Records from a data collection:
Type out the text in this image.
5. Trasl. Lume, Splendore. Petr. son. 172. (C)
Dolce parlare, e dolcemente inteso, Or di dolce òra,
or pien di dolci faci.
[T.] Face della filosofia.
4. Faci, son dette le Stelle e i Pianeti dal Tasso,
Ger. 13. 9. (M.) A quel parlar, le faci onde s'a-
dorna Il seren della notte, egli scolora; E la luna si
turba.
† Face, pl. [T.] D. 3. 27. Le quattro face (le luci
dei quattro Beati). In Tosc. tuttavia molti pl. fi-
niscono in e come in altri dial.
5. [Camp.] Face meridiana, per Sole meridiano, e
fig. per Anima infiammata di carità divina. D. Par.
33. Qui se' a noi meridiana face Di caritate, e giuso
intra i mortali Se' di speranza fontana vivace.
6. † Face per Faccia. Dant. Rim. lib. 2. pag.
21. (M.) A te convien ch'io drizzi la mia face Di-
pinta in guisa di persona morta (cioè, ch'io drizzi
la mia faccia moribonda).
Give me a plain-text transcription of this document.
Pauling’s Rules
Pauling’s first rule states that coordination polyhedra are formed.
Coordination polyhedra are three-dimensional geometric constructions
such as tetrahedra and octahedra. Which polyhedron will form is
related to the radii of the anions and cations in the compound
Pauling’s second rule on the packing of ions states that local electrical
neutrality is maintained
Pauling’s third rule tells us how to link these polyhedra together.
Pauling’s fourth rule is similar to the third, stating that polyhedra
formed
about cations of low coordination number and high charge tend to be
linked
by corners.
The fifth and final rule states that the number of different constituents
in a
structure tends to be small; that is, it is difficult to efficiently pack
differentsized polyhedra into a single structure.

WRITTEN REQUEST: Identify every line above with the string "Pauling" in it. Copy those lines.

EXERCISE SOLUTION:
Pauling’s Rules
Pauling’s first rule states that coordination polyhedra are formed.
Pauling’s second rule on the packing of ions states that local electrical
Pauling’s third rule tells us how to link these polyhedra together.
Pauling’s fourth rule is similar to the third, stating that polyhedra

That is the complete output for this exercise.